[start]
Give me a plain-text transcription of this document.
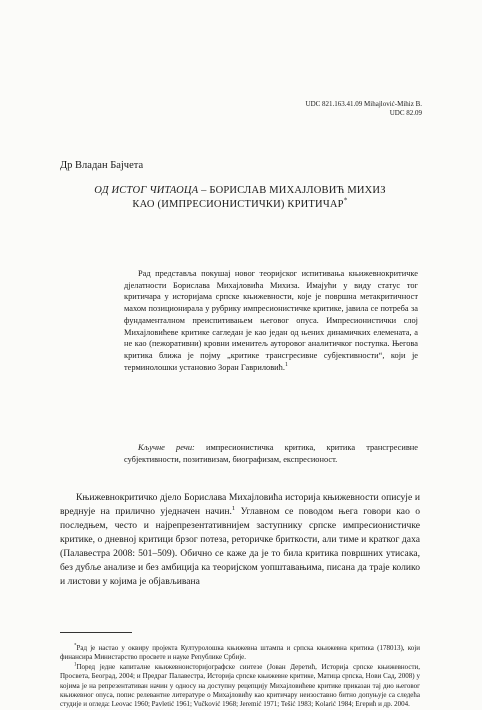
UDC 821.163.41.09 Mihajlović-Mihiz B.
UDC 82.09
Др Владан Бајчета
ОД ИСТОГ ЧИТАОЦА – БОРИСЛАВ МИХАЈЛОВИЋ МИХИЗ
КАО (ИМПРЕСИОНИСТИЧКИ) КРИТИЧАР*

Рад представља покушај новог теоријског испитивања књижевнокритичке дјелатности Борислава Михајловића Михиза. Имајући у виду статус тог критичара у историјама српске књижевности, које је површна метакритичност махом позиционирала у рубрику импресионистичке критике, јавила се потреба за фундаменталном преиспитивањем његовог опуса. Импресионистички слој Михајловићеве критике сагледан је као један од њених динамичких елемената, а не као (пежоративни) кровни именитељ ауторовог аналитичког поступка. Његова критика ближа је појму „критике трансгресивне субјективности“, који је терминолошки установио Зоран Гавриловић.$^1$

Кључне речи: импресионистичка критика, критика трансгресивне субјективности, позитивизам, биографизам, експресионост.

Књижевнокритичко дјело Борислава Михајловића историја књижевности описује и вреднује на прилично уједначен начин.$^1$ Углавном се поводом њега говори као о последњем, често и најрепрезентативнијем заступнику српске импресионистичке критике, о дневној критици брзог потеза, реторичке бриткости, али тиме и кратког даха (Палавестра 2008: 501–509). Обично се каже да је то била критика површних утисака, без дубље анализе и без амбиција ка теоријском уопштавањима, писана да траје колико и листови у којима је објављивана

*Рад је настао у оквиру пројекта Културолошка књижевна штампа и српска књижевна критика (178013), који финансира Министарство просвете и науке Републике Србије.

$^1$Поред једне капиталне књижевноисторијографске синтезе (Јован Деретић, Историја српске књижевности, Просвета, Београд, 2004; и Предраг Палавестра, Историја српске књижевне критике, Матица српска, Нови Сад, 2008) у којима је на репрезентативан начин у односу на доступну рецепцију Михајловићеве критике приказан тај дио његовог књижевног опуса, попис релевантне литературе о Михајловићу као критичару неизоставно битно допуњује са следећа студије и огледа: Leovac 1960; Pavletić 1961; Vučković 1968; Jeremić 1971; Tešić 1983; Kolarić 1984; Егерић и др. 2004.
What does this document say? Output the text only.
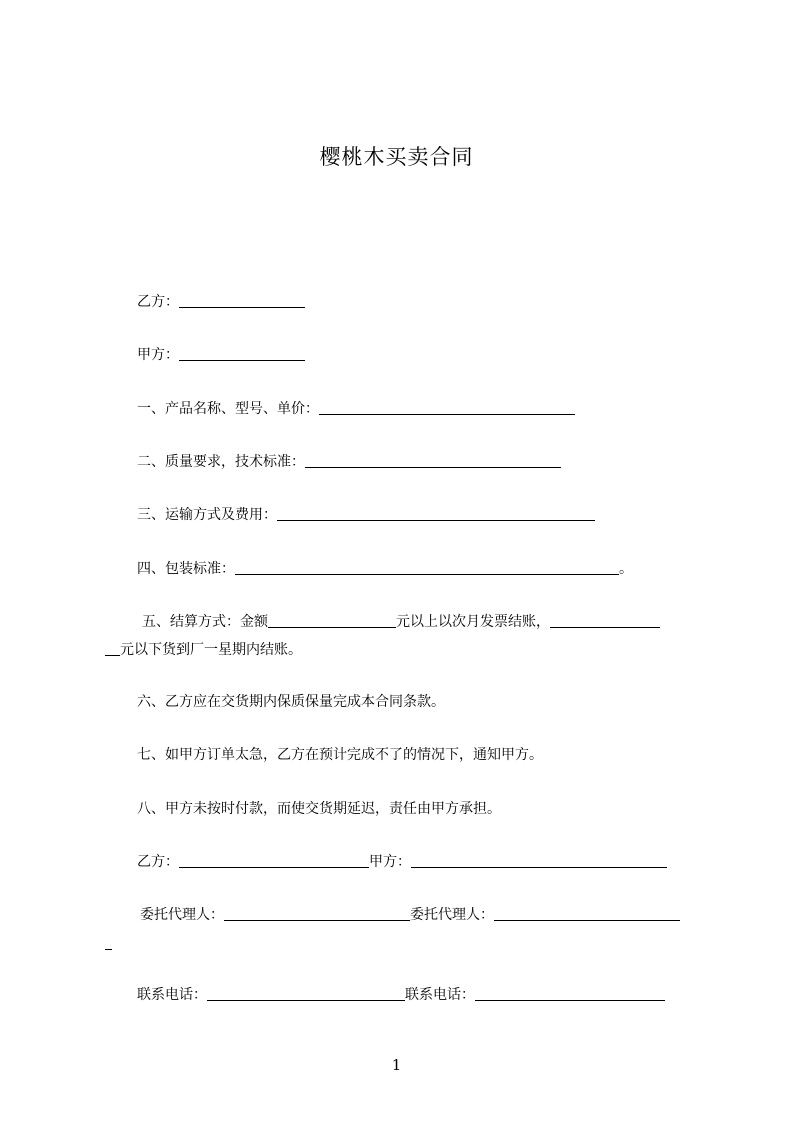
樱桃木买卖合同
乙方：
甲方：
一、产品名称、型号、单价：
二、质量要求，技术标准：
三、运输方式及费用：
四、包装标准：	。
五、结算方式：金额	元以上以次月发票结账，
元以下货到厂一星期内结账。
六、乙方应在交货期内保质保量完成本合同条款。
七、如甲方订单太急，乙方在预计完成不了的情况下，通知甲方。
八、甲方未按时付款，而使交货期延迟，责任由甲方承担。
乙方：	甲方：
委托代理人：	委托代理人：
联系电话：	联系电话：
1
[end]
**Written task**
With pictures omitted, copy exactly the lines from the one containing "What does this" through the final line of the listing, both included.

**Result of the task**
What does this document say? Output the text only.
樱桃木买卖合同
乙方：
甲方：
一、产品名称、型号、单价：
二、质量要求，技术标准：
三、运输方式及费用：
四、包装标准：	。
五、结算方式：金额	元以上以次月发票结账，
元以下货到厂一星期内结账。
六、乙方应在交货期内保质保量完成本合同条款。
七、如甲方订单太急，乙方在预计完成不了的情况下，通知甲方。
八、甲方未按时付款，而使交货期延迟，责任由甲方承担。
乙方：	甲方：
委托代理人：	委托代理人：
联系电话：	联系电话：
1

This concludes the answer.